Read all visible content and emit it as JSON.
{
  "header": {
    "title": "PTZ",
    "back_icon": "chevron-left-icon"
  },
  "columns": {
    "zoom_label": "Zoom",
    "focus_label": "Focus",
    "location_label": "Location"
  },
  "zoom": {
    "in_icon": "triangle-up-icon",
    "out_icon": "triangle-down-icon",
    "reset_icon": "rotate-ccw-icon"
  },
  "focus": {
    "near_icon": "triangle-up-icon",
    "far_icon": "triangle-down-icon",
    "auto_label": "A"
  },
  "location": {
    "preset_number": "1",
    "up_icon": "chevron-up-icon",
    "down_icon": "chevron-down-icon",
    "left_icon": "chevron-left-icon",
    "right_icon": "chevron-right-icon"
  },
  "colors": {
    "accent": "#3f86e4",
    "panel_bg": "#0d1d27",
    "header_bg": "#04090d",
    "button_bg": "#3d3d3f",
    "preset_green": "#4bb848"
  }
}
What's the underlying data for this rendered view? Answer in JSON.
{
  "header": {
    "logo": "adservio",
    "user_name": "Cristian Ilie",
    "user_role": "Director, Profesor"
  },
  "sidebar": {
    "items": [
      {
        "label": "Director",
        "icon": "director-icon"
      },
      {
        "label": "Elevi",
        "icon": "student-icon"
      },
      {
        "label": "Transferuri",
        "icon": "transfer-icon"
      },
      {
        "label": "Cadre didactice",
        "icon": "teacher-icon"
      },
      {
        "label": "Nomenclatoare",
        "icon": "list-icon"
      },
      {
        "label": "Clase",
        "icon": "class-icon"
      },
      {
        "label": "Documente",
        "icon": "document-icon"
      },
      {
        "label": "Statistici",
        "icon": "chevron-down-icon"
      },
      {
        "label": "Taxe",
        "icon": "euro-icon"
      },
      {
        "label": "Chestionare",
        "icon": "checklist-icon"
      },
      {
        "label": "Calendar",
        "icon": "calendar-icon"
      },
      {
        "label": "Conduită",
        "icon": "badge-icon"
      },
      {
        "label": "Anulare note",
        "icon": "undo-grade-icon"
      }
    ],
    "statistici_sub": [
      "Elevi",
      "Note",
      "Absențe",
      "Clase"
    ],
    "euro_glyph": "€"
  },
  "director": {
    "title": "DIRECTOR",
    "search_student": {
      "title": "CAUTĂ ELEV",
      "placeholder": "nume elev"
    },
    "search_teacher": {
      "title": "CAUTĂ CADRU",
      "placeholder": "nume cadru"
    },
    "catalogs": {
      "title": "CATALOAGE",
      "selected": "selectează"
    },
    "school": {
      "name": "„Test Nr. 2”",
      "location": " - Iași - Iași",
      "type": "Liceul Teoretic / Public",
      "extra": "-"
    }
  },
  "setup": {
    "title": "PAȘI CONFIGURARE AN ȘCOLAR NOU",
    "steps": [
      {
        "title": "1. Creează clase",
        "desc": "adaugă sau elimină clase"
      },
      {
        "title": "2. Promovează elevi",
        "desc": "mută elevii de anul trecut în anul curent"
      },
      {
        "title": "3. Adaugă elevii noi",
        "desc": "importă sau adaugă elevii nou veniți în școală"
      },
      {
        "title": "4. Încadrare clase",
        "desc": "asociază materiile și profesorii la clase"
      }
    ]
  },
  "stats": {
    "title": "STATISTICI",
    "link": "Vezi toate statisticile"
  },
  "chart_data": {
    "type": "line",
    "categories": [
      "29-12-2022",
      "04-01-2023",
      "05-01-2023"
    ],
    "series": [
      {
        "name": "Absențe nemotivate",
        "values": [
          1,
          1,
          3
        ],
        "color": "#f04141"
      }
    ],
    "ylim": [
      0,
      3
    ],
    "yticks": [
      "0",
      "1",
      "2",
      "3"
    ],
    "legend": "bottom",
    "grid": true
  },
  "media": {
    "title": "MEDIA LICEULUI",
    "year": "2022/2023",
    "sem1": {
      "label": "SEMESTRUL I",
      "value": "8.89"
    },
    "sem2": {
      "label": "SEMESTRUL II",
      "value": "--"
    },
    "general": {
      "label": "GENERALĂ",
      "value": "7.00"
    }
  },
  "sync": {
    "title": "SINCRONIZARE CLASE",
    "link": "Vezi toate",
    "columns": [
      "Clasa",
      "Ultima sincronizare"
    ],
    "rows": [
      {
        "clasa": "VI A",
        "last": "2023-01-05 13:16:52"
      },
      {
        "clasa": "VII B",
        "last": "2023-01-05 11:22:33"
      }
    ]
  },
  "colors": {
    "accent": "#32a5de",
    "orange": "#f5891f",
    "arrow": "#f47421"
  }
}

----

EXERCISE BRIEF: Identify every line above with the string "SEMESTRUL" in it. Copy those lines.

COMPLETED EXERCISE:
      "label": "SEMESTRUL I",
      "label": "SEMESTRUL II",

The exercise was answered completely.